Excerpt ::
Chris Taft: A very intersting pick. This is one of those players that I am iffy on. It is known he has the atheleticism and ability to become a premier PF in the league. The problem is that people question his attitude and ethic. Now, that somewhat worries me. The reason he was able to do well at the collegiate level is with his athelticsm. In the NBA though, if he does not possess a good work ethic, it will be hard for him to get by on just pure talent. Therefore, I still am unsure what I would do if Chris Taft was still on the board when it is our pick.


----------



## cmd34 (Jul 17, 2002)

Hopefully, our GM has a good idea of what players will be there at #10 and if he feels there is no one there we really like, he'll work out a trade before hand. If someone picking in the 15-22 range really likes Granger or Wright maybe we could swap players and picks and end up with Jarrett Jack. Maybe even get someone to take on Brian Grant's contract.

15. New Jersey - #10 pick & Divac for #15, Cliff Robinson, and future #1.
16. Toronto - #10 pick & B.Grant for #16, Lamond Murray, Alvin Williams, and Loren Woods.
17. Indiana - #10 pick, George, and Butler for #17 and Ron Artest.
18. Boston - #10 pick, Cook, and Vujacic for #18 and Marcus Banks.
19. Memphis - #10 pick & B. Grant for #19, Jason Williams, and Lorenzen Wright.
20. Denver - #10 pick & Deaven George for #20 pick, Nene, and Voshon Lenard.
21. Phoenix - #10 pick & Cook for #21 pick and Leandrinho Barbosa.
22. Denver - #10 pick & Deaven George for #22 pick, Nene, and Voshon Lenard.


----------



## Drewbs (Feb 16, 2004)

Jarrett Jack is a good player. He doesn't get the same hype that Chris Paul, Deron Williams or Ray Felton get but hes a good player in his own right and he is exactly what the Lakers need. How many pointguards in the league today are defensive monsters? Not to mention one that can run an offense and plays very unselfishly. Jack would be a great pick at 10 for the Lakers. imo, its a better pick than some foreign project (Tiago Splitter). Size and interior defense is important, but there a lot of big men that can provide that already.

Stored records ::
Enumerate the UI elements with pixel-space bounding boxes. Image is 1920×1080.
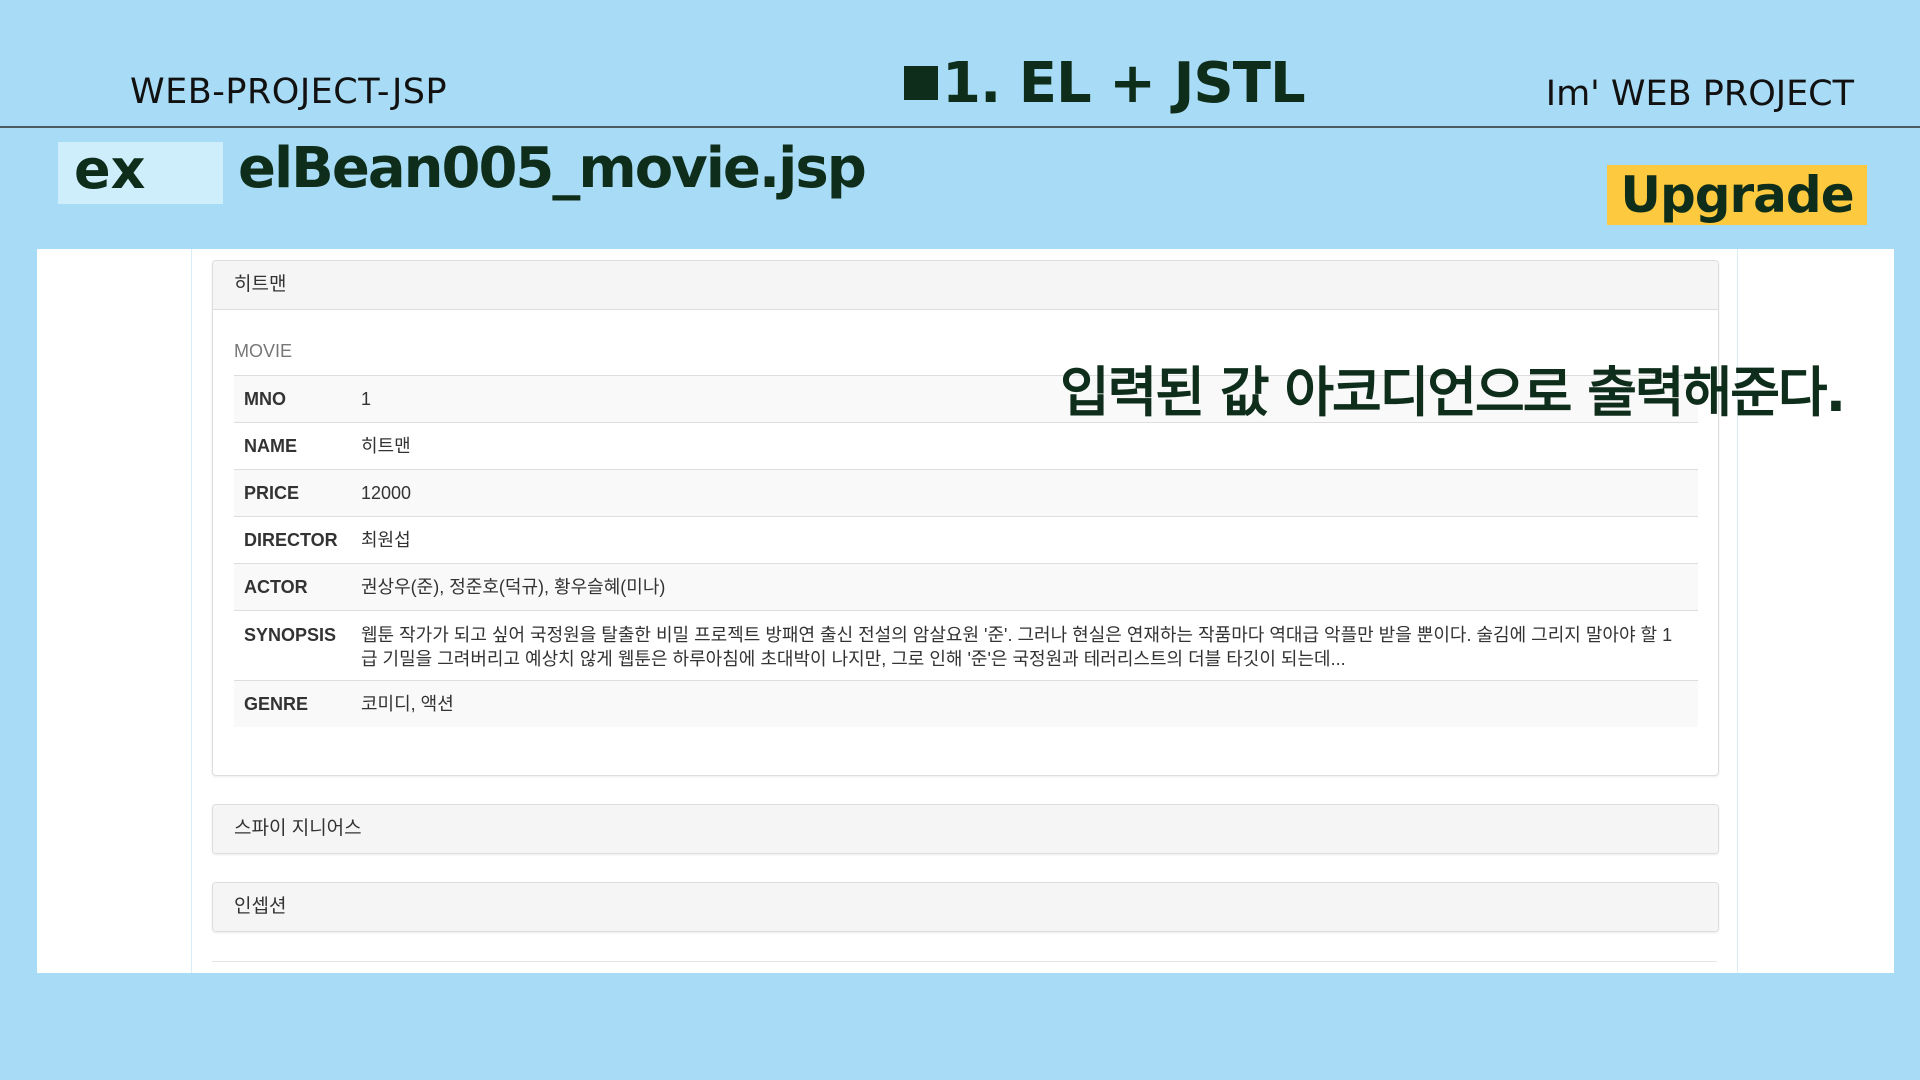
table-caption: MOVIE <box>234 341 293 361</box>
accordion-header[interactable]: 히트맨 <box>213 261 1718 310</box>
field-label: MNO <box>234 375 351 423</box>
table-row: DIRECTOR 최원섭 <box>234 516 1698 564</box>
movie-detail-table: MNO 1 NAME 히트맨 PRICE 12000 DIRECTOR 최원섭 … <box>234 375 1698 727</box>
slide-title: 1. EL + JSTL <box>904 48 1306 118</box>
project-brand: Im' WEB PROJECT <box>1545 74 1854 114</box>
field-value: 웹툰 작가가 되고 싶어 국정원을 탈출한 비밀 프로젝트 방패연 출신 전설의… <box>351 610 1698 681</box>
field-label: ACTOR <box>234 563 351 611</box>
field-value: 권상우(준), 정준호(덕규), 황우슬혜(미나) <box>351 563 1698 611</box>
upgrade-badge: Upgrade <box>1607 165 1867 225</box>
annotation-text: 입력된 값 아코디언으로 출력해준다. <box>1060 361 1846 424</box>
next-panel-edge <box>212 961 1717 962</box>
example-label: ex <box>74 138 146 201</box>
field-value: 12000 <box>351 469 1698 517</box>
table-row: GENRE 코미디, 액션 <box>234 680 1698 727</box>
square-bullet-icon <box>904 66 938 100</box>
table-row: ACTOR 권상우(준), 정준호(덕규), 황우슬혜(미나) <box>234 563 1698 611</box>
field-value: 히트맨 <box>351 422 1698 470</box>
field-label: DIRECTOR <box>234 516 351 564</box>
accordion-panel-open: 히트맨 MOVIE MNO 1 NAME 히트맨 PRICE 12000 DIR… <box>212 260 1719 776</box>
table-row: NAME 히트맨 <box>234 422 1698 470</box>
table-row: SYNOPSIS 웹툰 작가가 되고 싶어 국정원을 탈출한 비밀 프로젝트 방… <box>234 610 1698 681</box>
table-row: PRICE 12000 <box>234 469 1698 517</box>
accordion-header[interactable]: 스파이 지니어스 <box>213 805 1718 853</box>
field-value: 코미디, 액션 <box>351 680 1698 727</box>
field-label: NAME <box>234 422 351 470</box>
field-label: PRICE <box>234 469 351 517</box>
example-filename: elBean005_movie.jsp <box>238 136 867 201</box>
header-divider <box>0 126 1920 128</box>
slide-title-text: 1. EL + JSTL <box>942 50 1306 116</box>
accordion-panel-collapsed: 인셉션 <box>212 882 1719 932</box>
accordion-header[interactable]: 인셉션 <box>213 883 1718 931</box>
container-border-left <box>191 249 192 973</box>
field-label: SYNOPSIS <box>234 610 351 681</box>
field-value: 최원섭 <box>351 516 1698 564</box>
field-label: GENRE <box>234 680 351 727</box>
project-name: WEB-PROJECT-JSP <box>130 72 448 112</box>
accordion-panel-collapsed: 스파이 지니어스 <box>212 804 1719 854</box>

Written request A :: Please list each distinct team named at the start of the numbered trade proposals in the draft discussion, counting a repeated team only once.
Written request B :: Write the next part of the draft discussion, picking up after its final sentence.

Task answer A :: New Jersey, Toronto, Indiana, Boston, Memphis, Denver, Phoenix

Task answer B ::
----------



## thekid (Apr 3, 2003)

Jack's game may eventually warrant that 10th pick but right now, value wise, his stock means you're just reaching.


----------



## Lynx (Mar 6, 2004)

Damian Necronamous said:


> Uhhhh.....Deron Williams will be taken in the top 6 for sure.....


How about *Hakim Warrick?* Some say he will be a bust but I *doubt* it. He provides inside presence, and gives you rebounding abilities. Very solid. :wink:

I don't want us to draft a foreign player with high pick. Not that I've anything againist them. It's just that our moron GM will draft some weirdo than more than a bust.

Uh..


----------



## Ghiman (May 19, 2003)

If we're thinking about a defensive PG, i like this guy, assuming Williams & Felton are already taken. 

I don't know why nbadraft.net have him so low in the draft as opposed to draftcity.com having him as a top 10 pick.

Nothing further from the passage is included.